### Figure dataset records

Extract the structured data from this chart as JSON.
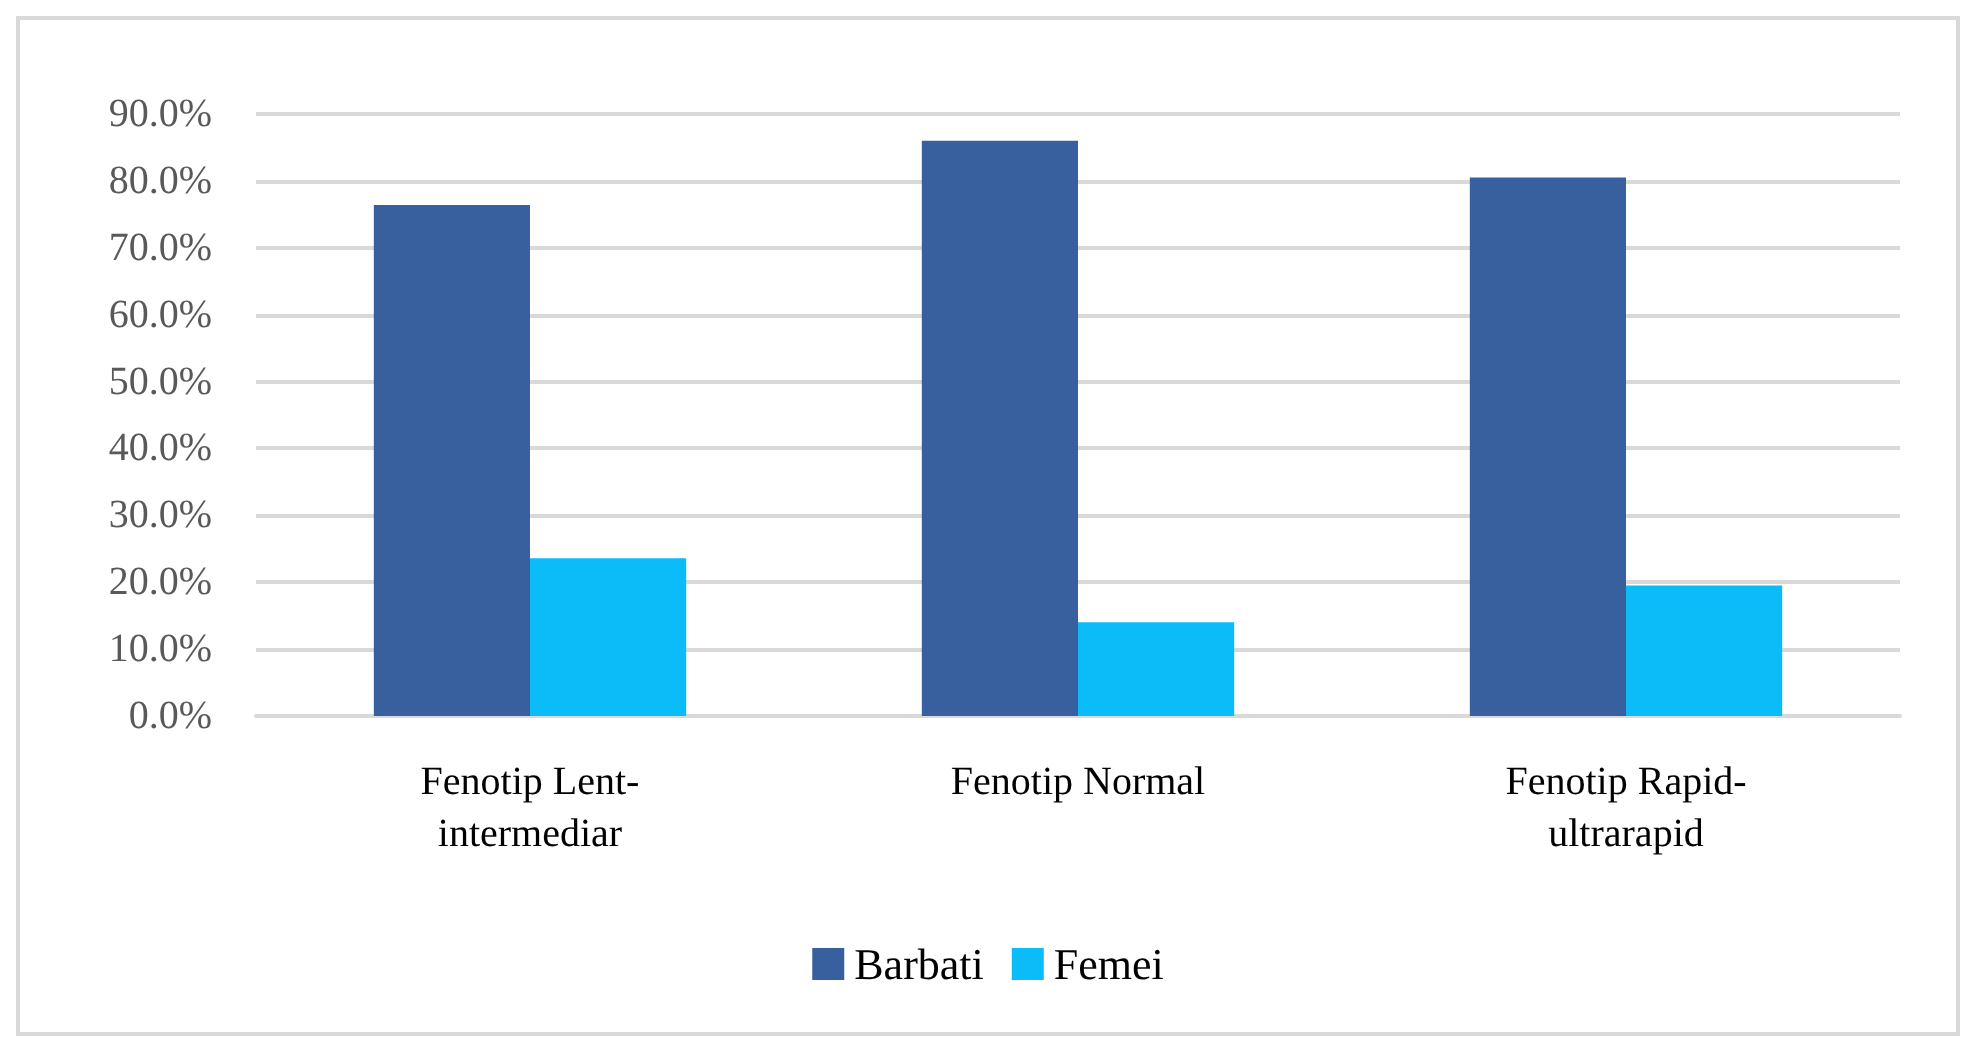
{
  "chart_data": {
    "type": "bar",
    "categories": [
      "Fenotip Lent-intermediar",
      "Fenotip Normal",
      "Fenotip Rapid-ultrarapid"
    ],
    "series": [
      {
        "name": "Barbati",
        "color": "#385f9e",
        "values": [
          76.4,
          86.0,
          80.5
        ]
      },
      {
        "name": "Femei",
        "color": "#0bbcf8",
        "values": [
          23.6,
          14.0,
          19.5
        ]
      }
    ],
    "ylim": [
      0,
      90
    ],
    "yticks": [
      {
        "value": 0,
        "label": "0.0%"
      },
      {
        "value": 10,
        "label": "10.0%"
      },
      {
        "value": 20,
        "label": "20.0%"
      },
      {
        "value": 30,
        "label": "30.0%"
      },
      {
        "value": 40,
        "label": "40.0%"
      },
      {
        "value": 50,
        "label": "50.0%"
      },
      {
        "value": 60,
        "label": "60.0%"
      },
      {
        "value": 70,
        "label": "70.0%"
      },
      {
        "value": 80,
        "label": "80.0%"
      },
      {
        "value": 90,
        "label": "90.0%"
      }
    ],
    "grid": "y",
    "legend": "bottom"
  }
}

### WHAT IS NEEDED
Write out each entry exactly as given, but skip the pictures.

### CORRECT OUTPUT
Extract the structured data from this chart as JSON.
{
  "chart_data": {
    "type": "bar",
    "categories": [
      "Fenotip Lent-intermediar",
      "Fenotip Normal",
      "Fenotip Rapid-ultrarapid"
    ],
    "series": [
      {
        "name": "Barbati",
        "color": "#385f9e",
        "values": [
          76.4,
          86.0,
          80.5
        ]
      },
      {
        "name": "Femei",
        "color": "#0bbcf8",
        "values": [
          23.6,
          14.0,
          19.5
        ]
      }
    ],
    "ylim": [
      0,
      90
    ],
    "yticks": [
      {
        "value": 0,
        "label": "0.0%"
      },
      {
        "value": 10,
        "label": "10.0%"
      },
      {
        "value": 20,
        "label": "20.0%"
      },
      {
        "value": 30,
        "label": "30.0%"
      },
      {
        "value": 40,
        "label": "40.0%"
      },
      {
        "value": 50,
        "label": "50.0%"
      },
      {
        "value": 60,
        "label": "60.0%"
      },
      {
        "value": 70,
        "label": "70.0%"
      },
      {
        "value": 80,
        "label": "80.0%"
      },
      {
        "value": 90,
        "label": "90.0%"
      }
    ],
    "grid": "y",
    "legend": "bottom"
  }
}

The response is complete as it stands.